* [What you will do]:
Return every record verbatim.

* [Stored rows]:
(begin)

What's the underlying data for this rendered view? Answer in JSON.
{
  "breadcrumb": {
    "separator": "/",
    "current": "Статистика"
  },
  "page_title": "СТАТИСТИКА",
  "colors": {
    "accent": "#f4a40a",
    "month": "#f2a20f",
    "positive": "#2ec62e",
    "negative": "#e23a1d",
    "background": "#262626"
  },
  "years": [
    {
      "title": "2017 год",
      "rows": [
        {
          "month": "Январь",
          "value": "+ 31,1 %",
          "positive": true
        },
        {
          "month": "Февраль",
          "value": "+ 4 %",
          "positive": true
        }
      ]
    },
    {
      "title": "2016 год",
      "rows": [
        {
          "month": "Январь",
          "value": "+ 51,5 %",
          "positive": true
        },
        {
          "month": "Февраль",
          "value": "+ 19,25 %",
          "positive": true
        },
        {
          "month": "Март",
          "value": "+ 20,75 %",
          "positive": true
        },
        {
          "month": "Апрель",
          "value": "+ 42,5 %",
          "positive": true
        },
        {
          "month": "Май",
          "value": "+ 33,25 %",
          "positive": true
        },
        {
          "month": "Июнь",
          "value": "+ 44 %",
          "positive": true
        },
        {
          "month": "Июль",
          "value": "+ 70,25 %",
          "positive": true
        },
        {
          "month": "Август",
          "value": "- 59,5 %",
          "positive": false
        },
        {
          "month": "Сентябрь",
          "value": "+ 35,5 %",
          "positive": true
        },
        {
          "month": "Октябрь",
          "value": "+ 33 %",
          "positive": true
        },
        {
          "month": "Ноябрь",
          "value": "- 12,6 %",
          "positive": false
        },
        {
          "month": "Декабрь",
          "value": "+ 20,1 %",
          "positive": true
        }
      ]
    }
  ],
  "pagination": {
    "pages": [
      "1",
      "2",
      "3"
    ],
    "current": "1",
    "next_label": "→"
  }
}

(end)

* [Final result]:
What's the underlying data for this rendered view? Answer in JSON.
{
  "breadcrumb": {
    "separator": "/",
    "current": "Статистика"
  },
  "page_title": "СТАТИСТИКА",
  "colors": {
    "accent": "#f4a40a",
    "month": "#f2a20f",
    "positive": "#2ec62e",
    "negative": "#e23a1d",
    "background": "#262626"
  },
  "years": [
    {
      "title": "2017 год",
      "rows": [
        {
          "month": "Январь",
          "value": "+ 31,1 %",
          "positive": true
        },
        {
          "month": "Февраль",
          "value": "+ 4 %",
          "positive": true
        }
      ]
    },
    {
      "title": "2016 год",
      "rows": [
        {
          "month": "Январь",
          "value": "+ 51,5 %",
          "positive": true
        },
        {
          "month": "Февраль",
          "value": "+ 19,25 %",
          "positive": true
        },
        {
          "month": "Март",
          "value": "+ 20,75 %",
          "positive": true
        },
        {
          "month": "Апрель",
          "value": "+ 42,5 %",
          "positive": true
        },
        {
          "month": "Май",
          "value": "+ 33,25 %",
          "positive": true
        },
        {
          "month": "Июнь",
          "value": "+ 44 %",
          "positive": true
        },
        {
          "month": "Июль",
          "value": "+ 70,25 %",
          "positive": true
        },
        {
          "month": "Август",
          "value": "- 59,5 %",
          "positive": false
        },
        {
          "month": "Сентябрь",
          "value": "+ 35,5 %",
          "positive": true
        },
        {
          "month": "Октябрь",
          "value": "+ 33 %",
          "positive": true
        },
        {
          "month": "Ноябрь",
          "value": "- 12,6 %",
          "positive": false
        },
        {
          "month": "Декабрь",
          "value": "+ 20,1 %",
          "positive": true
        }
      ]
    }
  ],
  "pagination": {
    "pages": [
      "1",
      "2",
      "3"
    ],
    "current": "1",
    "next_label": "→"
  }
}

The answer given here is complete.